Required work
Filter the records below and copy every line containing the word "Outstanding".

Items from a data source:
━━━━

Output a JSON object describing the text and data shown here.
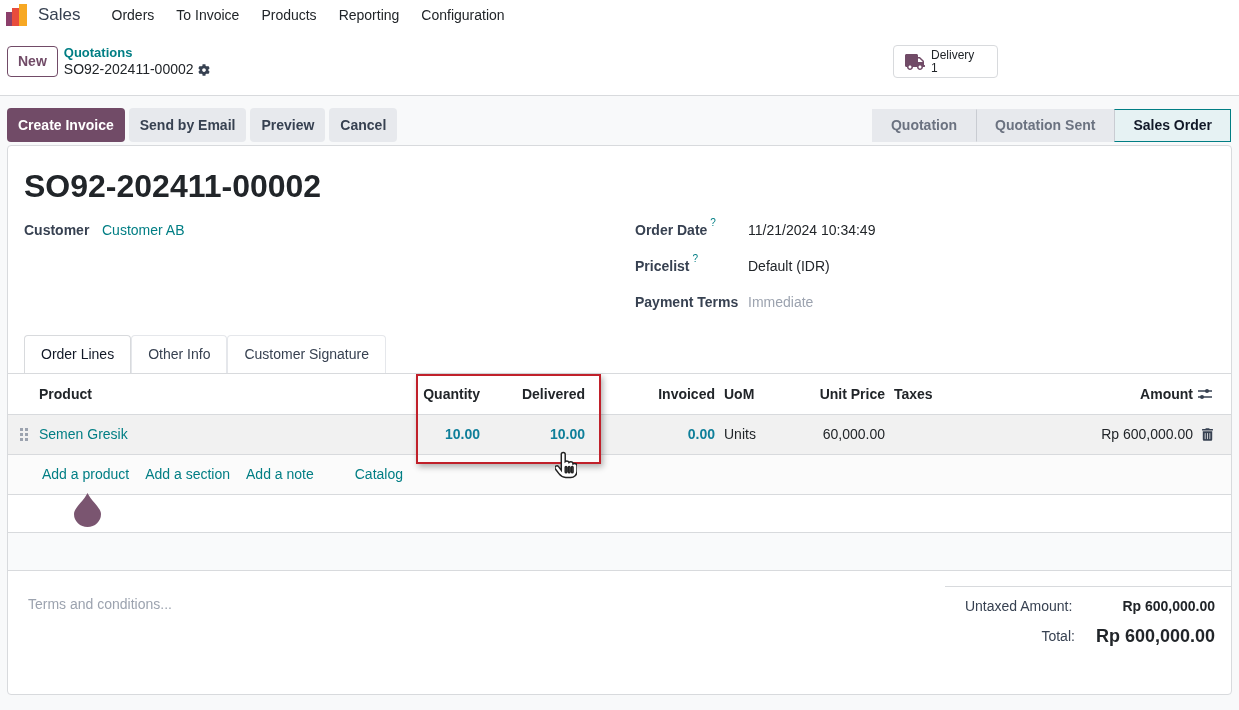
{
  "app": {
    "name": "Sales",
    "menu": [
      "Orders",
      "To Invoice",
      "Products",
      "Reporting",
      "Configuration"
    ]
  },
  "control_panel": {
    "new_button": "New",
    "breadcrumb": "Quotations",
    "record": "SO92-202411-00002",
    "smart_button": {
      "label": "Delivery",
      "count": "1"
    }
  },
  "actions": [
    {
      "label": "Create Invoice",
      "kind": "primary"
    },
    {
      "label": "Send by Email",
      "kind": "secondary"
    },
    {
      "label": "Preview",
      "kind": "secondary"
    },
    {
      "label": "Cancel",
      "kind": "secondary"
    }
  ],
  "statusbar": [
    {
      "label": "Quotation",
      "selected": false
    },
    {
      "label": "Quotation Sent",
      "selected": false
    },
    {
      "label": "Sales Order",
      "selected": true
    }
  ],
  "form": {
    "title": "SO92-202411-00002",
    "customer": {
      "label": "Customer",
      "value": "Customer AB"
    },
    "right_fields": [
      {
        "label": "Order Date",
        "help": "?",
        "value": "11/21/2024 10:34:49"
      },
      {
        "label": "Pricelist",
        "help": "?",
        "value": "Default (IDR)"
      },
      {
        "label": "Payment Terms",
        "placeholder": "Immediate"
      }
    ]
  },
  "tabs": [
    {
      "label": "Order Lines",
      "selected": true
    },
    {
      "label": "Other Info",
      "selected": false
    },
    {
      "label": "Customer Signature",
      "selected": false
    }
  ],
  "table": {
    "columns": [
      "Product",
      "Quantity",
      "Delivered",
      "Invoiced",
      "UoM",
      "Unit Price",
      "Taxes",
      "Amount"
    ],
    "rows": [
      {
        "product": "Semen Gresik",
        "quantity": "10.00",
        "delivered": "10.00",
        "invoiced": "0.00",
        "uom": "Units",
        "unit_price": "60,000.00",
        "amount": "Rp 600,000.00"
      }
    ],
    "add_links": [
      "Add a product",
      "Add a section",
      "Add a note",
      "Catalog"
    ]
  },
  "terms": {
    "placeholder": "Terms and conditions..."
  },
  "totals": [
    {
      "label": "Untaxed Amount:",
      "value": "Rp 600,000.00",
      "kind": "subtotal"
    },
    {
      "label": "Total:",
      "value": "Rp 600,000.00",
      "kind": "total"
    }
  ]
}
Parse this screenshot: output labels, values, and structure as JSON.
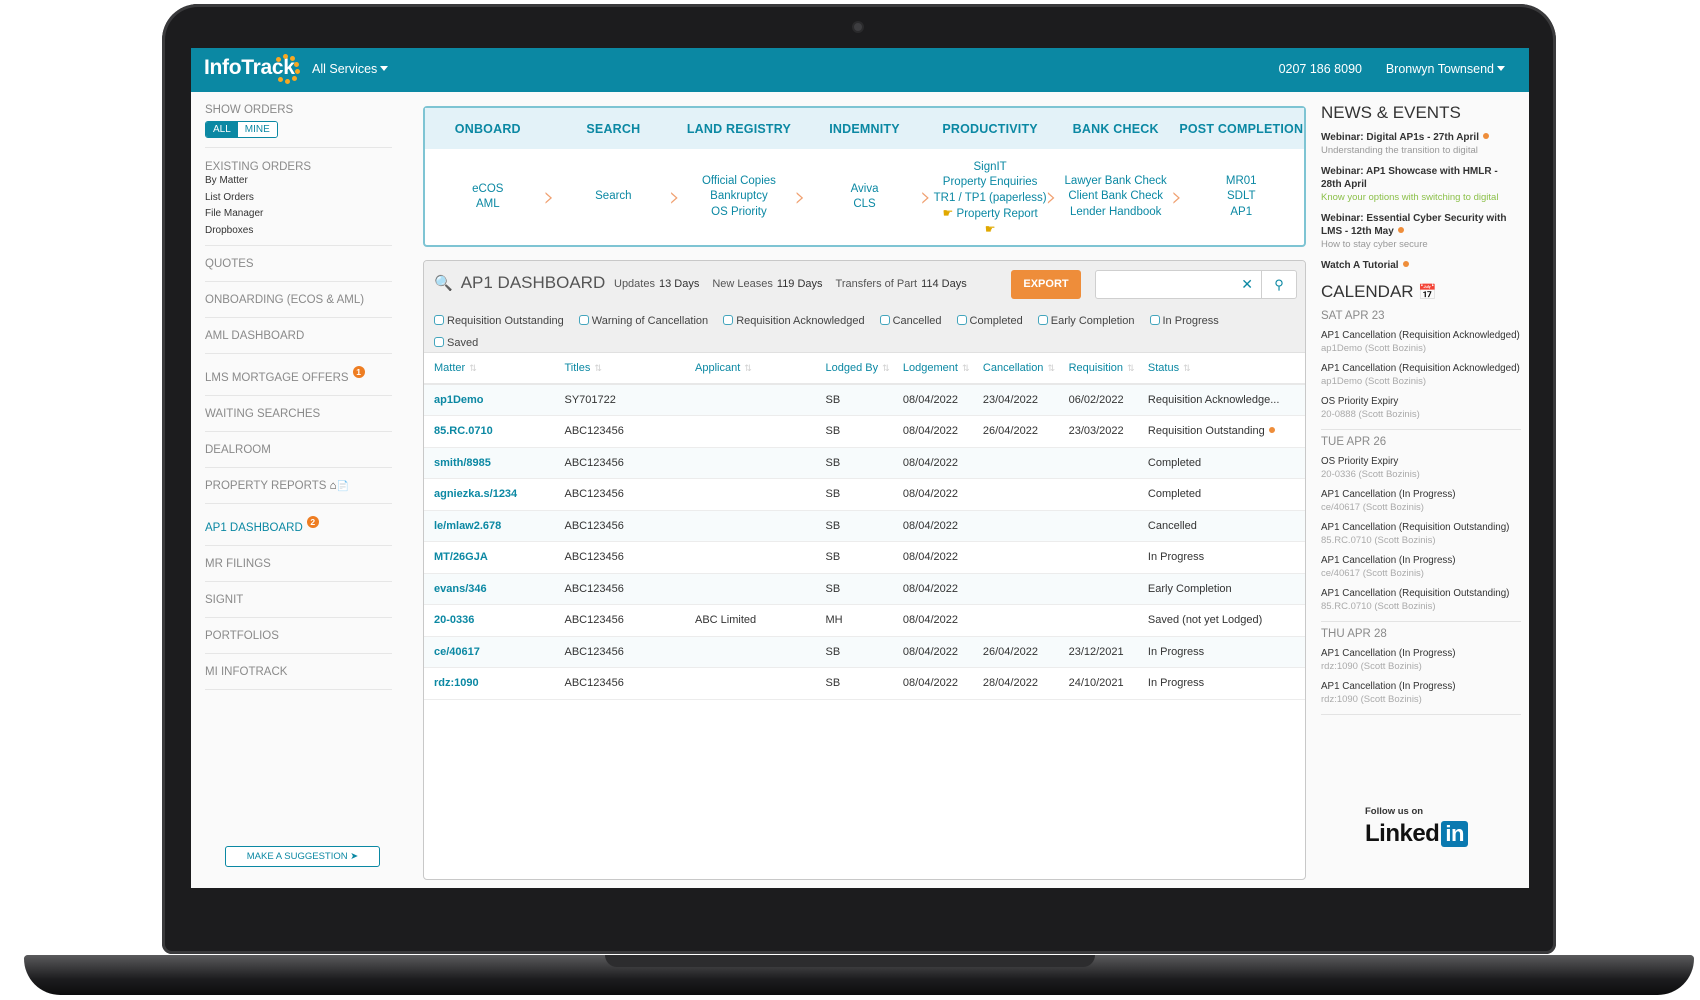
{
  "topbar": {
    "brand": "InfoTrack",
    "services_menu": "All Services",
    "phone": "0207 186 8090",
    "user": "Bronwyn Townsend",
    "colors": {
      "brand": "#0b88a3",
      "accent": "#ee8d3a",
      "logo_dots": "#f7a823"
    }
  },
  "sidebar": {
    "show_orders": {
      "heading": "SHOW ORDERS",
      "options": [
        "ALL",
        "MINE"
      ],
      "selected": "ALL"
    },
    "existing_orders": {
      "heading": "EXISTING ORDERS",
      "links": [
        "By Matter",
        "List Orders",
        "File Manager",
        "Dropboxes"
      ]
    },
    "items": [
      {
        "label": "QUOTES"
      },
      {
        "label": "ONBOARDING (ECOS & AML)"
      },
      {
        "label": "AML DASHBOARD"
      },
      {
        "label": "LMS MORTGAGE OFFERS",
        "badge": "1"
      },
      {
        "label": "WAITING SEARCHES"
      },
      {
        "label": "DEALROOM"
      },
      {
        "label": "PROPERTY REPORTS",
        "icons": [
          "house-icon",
          "document-icon"
        ]
      },
      {
        "label": "AP1 DASHBOARD",
        "badge": "2",
        "active": true
      },
      {
        "label": "MR FILINGS"
      },
      {
        "label": "SIGNIT"
      },
      {
        "label": "PORTFOLIOS"
      },
      {
        "label": "MI INFOTRACK"
      }
    ],
    "suggestion_button": "MAKE A SUGGESTION"
  },
  "service_flow": {
    "columns": [
      {
        "title": "ONBOARD",
        "links": [
          "eCOS",
          "AML"
        ]
      },
      {
        "title": "SEARCH",
        "links": [
          "Search"
        ]
      },
      {
        "title": "LAND REGISTRY",
        "links": [
          "Official Copies",
          "Bankruptcy",
          "OS Priority"
        ]
      },
      {
        "title": "INDEMNITY",
        "links": [
          "Aviva",
          "CLS"
        ]
      },
      {
        "title": "PRODUCTIVITY",
        "links": [
          "SignIT",
          "Property Enquiries",
          "TR1 / TP1 (paperless)",
          "Property Report"
        ]
      },
      {
        "title": "BANK CHECK",
        "links": [
          "Lawyer Bank Check",
          "Client Bank Check",
          "Lender Handbook"
        ]
      },
      {
        "title": "POST COMPLETION",
        "links": [
          "MR01",
          "SDLT",
          "AP1"
        ]
      }
    ]
  },
  "dashboard": {
    "title": "AP1 DASHBOARD",
    "counts": [
      {
        "label": "Updates",
        "value": "13 Days"
      },
      {
        "label": "New Leases",
        "value": "119 Days"
      },
      {
        "label": "Transfers of Part",
        "value": "114 Days"
      }
    ],
    "export_label": "EXPORT",
    "search": {
      "value": "",
      "placeholder": ""
    },
    "filters": [
      "Requisition Outstanding",
      "Warning of Cancellation",
      "Requisition Acknowledged",
      "Cancelled",
      "Completed",
      "Early Completion",
      "In Progress",
      "Saved"
    ],
    "columns": [
      "Matter",
      "Titles",
      "Applicant",
      "Lodged By",
      "Lodgement",
      "Cancellation",
      "Requisition",
      "Status"
    ],
    "rows": [
      {
        "matter": "ap1Demo",
        "titles": "SY701722",
        "applicant": "",
        "lodged_by": "SB",
        "lodgement": "08/04/2022",
        "cancellation": "23/04/2022",
        "requisition": "06/02/2022",
        "status": "Requisition Acknowledge..."
      },
      {
        "matter": "85.RC.0710",
        "titles": "ABC123456",
        "applicant": "",
        "lodged_by": "SB",
        "lodgement": "08/04/2022",
        "cancellation": "26/04/2022",
        "requisition": "23/03/2022",
        "status": "Requisition Outstanding",
        "alert": true
      },
      {
        "matter": "smith/8985",
        "titles": "ABC123456",
        "applicant": "",
        "lodged_by": "SB",
        "lodgement": "08/04/2022",
        "cancellation": "",
        "requisition": "",
        "status": "Completed"
      },
      {
        "matter": "agniezka.s/1234",
        "titles": "ABC123456",
        "applicant": "",
        "lodged_by": "SB",
        "lodgement": "08/04/2022",
        "cancellation": "",
        "requisition": "",
        "status": "Completed"
      },
      {
        "matter": "le/mlaw2.678",
        "titles": "ABC123456",
        "applicant": "",
        "lodged_by": "SB",
        "lodgement": "08/04/2022",
        "cancellation": "",
        "requisition": "",
        "status": "Cancelled"
      },
      {
        "matter": "MT/26GJA",
        "titles": "ABC123456",
        "applicant": "",
        "lodged_by": "SB",
        "lodgement": "08/04/2022",
        "cancellation": "",
        "requisition": "",
        "status": "In Progress"
      },
      {
        "matter": "evans/346",
        "titles": "ABC123456",
        "applicant": "",
        "lodged_by": "SB",
        "lodgement": "08/04/2022",
        "cancellation": "",
        "requisition": "",
        "status": "Early Completion"
      },
      {
        "matter": "20-0336",
        "titles": "ABC123456",
        "applicant": "ABC Limited",
        "lodged_by": "MH",
        "lodgement": "08/04/2022",
        "cancellation": "",
        "requisition": "",
        "status": "Saved (not yet Lodged)"
      },
      {
        "matter": "ce/40617",
        "titles": "ABC123456",
        "applicant": "",
        "lodged_by": "SB",
        "lodgement": "08/04/2022",
        "cancellation": "26/04/2022",
        "requisition": "23/12/2021",
        "status": "In Progress"
      },
      {
        "matter": "rdz:1090",
        "titles": "ABC123456",
        "applicant": "",
        "lodged_by": "SB",
        "lodgement": "08/04/2022",
        "cancellation": "28/04/2022",
        "requisition": "24/10/2021",
        "status": "In Progress"
      }
    ]
  },
  "news": {
    "heading": "NEWS & EVENTS",
    "items": [
      {
        "title": "Webinar: Digital AP1s - 27th April",
        "sub": "Understanding the transition to digital",
        "dot": true
      },
      {
        "title": "Webinar: AP1 Showcase with HMLR - 28th April",
        "sub": "Know your options with switching to digital",
        "sub_green": true
      },
      {
        "title": "Webinar: Essential Cyber Security with LMS - 12th May",
        "sub": "How to stay cyber secure",
        "dot": true
      },
      {
        "title": "Watch A Tutorial",
        "sub": "",
        "dot": true
      }
    ]
  },
  "calendar": {
    "heading": "CALENDAR",
    "days": [
      {
        "day": "SAT APR 23",
        "events": [
          {
            "title": "AP1 Cancellation (Requisition Acknowledged)",
            "sub": "ap1Demo (Scott Bozinis)"
          },
          {
            "title": "AP1 Cancellation (Requisition Acknowledged)",
            "sub": "ap1Demo (Scott Bozinis)"
          },
          {
            "title": "OS Priority Expiry",
            "sub": "20-0888 (Scott Bozinis)"
          }
        ]
      },
      {
        "day": "TUE APR 26",
        "events": [
          {
            "title": "OS Priority Expiry",
            "sub": "20-0336 (Scott Bozinis)"
          },
          {
            "title": "AP1 Cancellation (In Progress)",
            "sub": "ce/40617 (Scott Bozinis)"
          },
          {
            "title": "AP1 Cancellation (Requisition Outstanding)",
            "sub": "85.RC.0710 (Scott Bozinis)"
          },
          {
            "title": "AP1 Cancellation (In Progress)",
            "sub": "ce/40617 (Scott Bozinis)"
          },
          {
            "title": "AP1 Cancellation (Requisition Outstanding)",
            "sub": "85.RC.0710 (Scott Bozinis)"
          }
        ]
      },
      {
        "day": "THU APR 28",
        "events": [
          {
            "title": "AP1 Cancellation (In Progress)",
            "sub": "rdz:1090 (Scott Bozinis)"
          },
          {
            "title": "AP1 Cancellation (In Progress)",
            "sub": "rdz:1090 (Scott Bozinis)"
          }
        ]
      }
    ]
  },
  "social": {
    "follow_label": "Follow us on",
    "brand_text": "Linked",
    "brand_badge": "in"
  }
}
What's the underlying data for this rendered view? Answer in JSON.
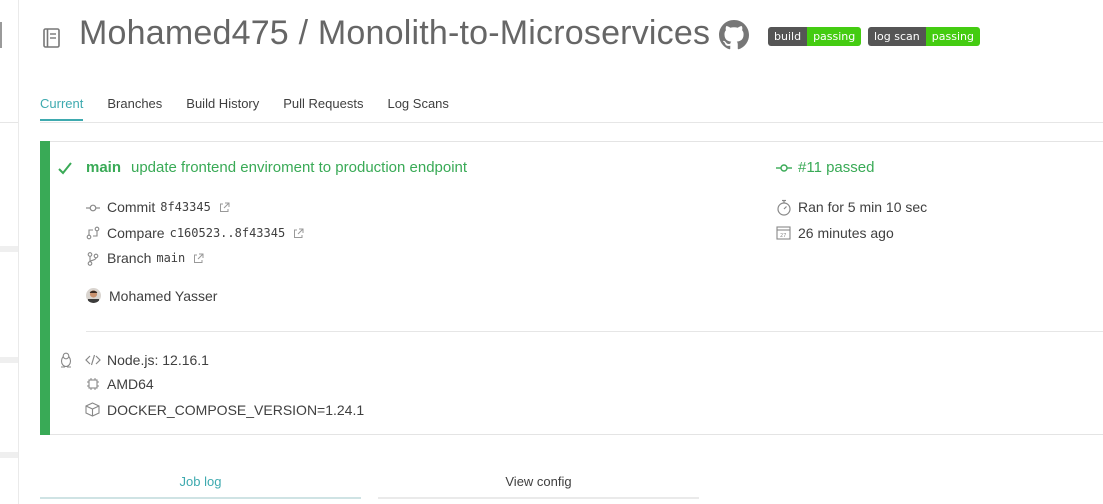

━━━━

Task response
      "Requisition Outstanding",
        "status": "Requisition Outstanding",
            "title": "AP1 Cancellation (Requisition Outstanding)",
            "title": "AP1 Cancellation (Requisition Outstanding)",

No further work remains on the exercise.